Exercise instructions - Continue the forum post about packet flooding on a Debian L2TP/IPSec VPN client, starting right after its final sentence.

Extract -
———
Packet flooding while configuring a Debian L2TP/IPSec client?
- by Joseph B.
I'm currently at my wits end trying to configure an L2TP over IPSec VPN connection on my Debian using openswan and xl2tp box connecting to a server of unknown configuration.
I've managed to successfully establish the connection and everything appears to be working well until I attempt to set the VPN connection as my default route, at which point I see a massive flood of packets simultaneously being transmitted (on the tune of ~1.5 GB in about 2min) until the server drops my connection. Prior to this network traffic on all my interfaces is minimal.
According to iftop the majority of this traffic appears to be coming out of port 12, although I can't seem to figure out how to finger a specific process. If I instead just route traffic destined for 74.0.0.0/8 through it I'm able to access Google's servers through the VPN without issue.
———
Items from a data source
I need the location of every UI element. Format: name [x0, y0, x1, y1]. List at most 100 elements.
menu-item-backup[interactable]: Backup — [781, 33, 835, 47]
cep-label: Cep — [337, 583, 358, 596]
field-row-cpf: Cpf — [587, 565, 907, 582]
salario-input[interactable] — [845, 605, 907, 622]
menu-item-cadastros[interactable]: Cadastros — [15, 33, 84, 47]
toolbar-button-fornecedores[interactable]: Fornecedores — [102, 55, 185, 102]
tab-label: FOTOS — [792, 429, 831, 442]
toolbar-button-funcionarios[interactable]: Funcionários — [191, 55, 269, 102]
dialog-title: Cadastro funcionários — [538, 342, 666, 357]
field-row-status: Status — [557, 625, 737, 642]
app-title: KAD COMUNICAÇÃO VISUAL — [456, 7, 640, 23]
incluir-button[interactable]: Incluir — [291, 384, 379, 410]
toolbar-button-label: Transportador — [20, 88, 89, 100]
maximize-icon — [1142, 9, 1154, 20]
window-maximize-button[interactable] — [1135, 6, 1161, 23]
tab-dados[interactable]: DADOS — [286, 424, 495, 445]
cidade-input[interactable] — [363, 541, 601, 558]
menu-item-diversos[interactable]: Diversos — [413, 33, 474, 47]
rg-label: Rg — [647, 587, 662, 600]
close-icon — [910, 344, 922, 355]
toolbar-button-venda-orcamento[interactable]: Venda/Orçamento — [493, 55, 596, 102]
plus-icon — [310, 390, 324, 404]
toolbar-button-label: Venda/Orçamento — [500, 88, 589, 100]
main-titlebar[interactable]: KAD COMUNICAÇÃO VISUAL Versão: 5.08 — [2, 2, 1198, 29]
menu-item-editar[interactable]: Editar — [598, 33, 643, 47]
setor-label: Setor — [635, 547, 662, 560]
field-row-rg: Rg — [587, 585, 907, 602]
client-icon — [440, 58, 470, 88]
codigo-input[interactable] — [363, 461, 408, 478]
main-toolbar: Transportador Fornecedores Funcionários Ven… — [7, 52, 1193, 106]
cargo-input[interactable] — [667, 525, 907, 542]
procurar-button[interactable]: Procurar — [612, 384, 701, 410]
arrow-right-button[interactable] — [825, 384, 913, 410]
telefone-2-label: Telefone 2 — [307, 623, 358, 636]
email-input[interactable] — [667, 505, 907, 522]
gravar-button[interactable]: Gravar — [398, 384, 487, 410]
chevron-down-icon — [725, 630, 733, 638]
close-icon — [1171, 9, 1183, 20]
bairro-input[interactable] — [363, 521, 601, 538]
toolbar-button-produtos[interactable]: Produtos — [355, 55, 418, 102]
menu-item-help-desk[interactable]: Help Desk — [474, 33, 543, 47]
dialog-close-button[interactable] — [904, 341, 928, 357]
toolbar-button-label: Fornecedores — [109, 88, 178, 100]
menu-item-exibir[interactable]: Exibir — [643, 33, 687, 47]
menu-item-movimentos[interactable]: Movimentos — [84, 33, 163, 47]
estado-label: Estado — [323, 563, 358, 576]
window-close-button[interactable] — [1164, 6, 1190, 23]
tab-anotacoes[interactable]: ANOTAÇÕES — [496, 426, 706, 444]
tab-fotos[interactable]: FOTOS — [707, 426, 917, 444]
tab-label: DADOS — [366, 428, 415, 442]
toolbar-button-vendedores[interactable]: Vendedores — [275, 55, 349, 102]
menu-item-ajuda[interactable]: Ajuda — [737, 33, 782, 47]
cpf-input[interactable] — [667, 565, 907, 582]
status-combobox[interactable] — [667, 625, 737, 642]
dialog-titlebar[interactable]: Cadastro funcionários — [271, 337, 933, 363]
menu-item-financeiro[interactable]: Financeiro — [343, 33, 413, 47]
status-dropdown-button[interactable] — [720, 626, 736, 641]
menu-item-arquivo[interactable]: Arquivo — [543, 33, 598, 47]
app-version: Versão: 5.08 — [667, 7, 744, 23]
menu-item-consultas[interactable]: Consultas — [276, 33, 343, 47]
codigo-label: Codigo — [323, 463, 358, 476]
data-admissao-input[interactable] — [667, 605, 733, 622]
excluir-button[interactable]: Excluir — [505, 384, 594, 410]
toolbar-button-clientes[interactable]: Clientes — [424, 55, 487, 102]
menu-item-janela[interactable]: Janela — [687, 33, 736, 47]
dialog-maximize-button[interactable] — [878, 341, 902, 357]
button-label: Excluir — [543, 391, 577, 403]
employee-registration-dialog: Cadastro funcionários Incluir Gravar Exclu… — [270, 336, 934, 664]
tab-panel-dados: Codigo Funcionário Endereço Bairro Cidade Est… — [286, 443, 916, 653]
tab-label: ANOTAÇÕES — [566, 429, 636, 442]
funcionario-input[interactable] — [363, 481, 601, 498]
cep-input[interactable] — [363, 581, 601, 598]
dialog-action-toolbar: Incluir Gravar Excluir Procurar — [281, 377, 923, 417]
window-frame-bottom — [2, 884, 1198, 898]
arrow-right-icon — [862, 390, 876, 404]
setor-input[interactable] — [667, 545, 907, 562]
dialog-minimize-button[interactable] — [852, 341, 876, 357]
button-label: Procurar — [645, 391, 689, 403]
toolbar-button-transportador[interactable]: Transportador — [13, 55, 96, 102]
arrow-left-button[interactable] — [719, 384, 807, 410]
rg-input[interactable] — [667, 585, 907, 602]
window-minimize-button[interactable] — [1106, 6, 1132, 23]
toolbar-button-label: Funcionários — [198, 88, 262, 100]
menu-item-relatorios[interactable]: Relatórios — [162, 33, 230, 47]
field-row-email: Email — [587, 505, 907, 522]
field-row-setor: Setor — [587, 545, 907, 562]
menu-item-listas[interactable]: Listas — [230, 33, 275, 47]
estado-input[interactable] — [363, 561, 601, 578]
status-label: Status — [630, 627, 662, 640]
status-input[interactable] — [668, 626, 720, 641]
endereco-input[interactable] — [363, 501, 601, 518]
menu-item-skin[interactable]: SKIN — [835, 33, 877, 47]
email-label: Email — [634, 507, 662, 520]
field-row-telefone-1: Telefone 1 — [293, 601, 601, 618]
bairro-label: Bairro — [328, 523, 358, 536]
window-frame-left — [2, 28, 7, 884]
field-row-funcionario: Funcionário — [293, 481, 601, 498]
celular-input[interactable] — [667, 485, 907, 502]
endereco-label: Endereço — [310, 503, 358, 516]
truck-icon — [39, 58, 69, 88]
———
Answer to this exercise -
My xl2tp.conf file is:
[lac vpn-nl]
lns = example.vpn.com
name = myusername
pppoptfile = /etc/ppp/options.l2tpd.client
My options.l2tpd.client file is:
ipcp-accept-local
ipcp-accept-remote
refuse-eap
require-mschap-v2
noccp
noauth
idle 1800
mtu 1410
mru 1410
usepeerdns
lock
name myusername
password mypassword
connect-delay 5000
And my routing table looks like:
Destination Gateway Genmask Flags Metric Ref Use Iface
10.5.2.1 * 255.255.255.255 UH 0 0 0 ppp0
10.0.50.0 * 255.255.255.0 U 0 0 0 eth0
10.50.0.0 * 255.255.0.0 U 0 0 0 eth0
10.0.0.0 * 255.255.0.0 U 0 0 0 eth0
192.168.0.0 * 255.255.0.0 U 0 0 0 eth0
loopback * 255.0.0.0 U 0 0 0 lo
default * 0.0.0.0 U 0 0 0 ppp0
I'm seeing absolutely nothing in auth.log and syslog during this time and can't seem to find any other log files it might be writing to.
Any suggestions would be appreciated!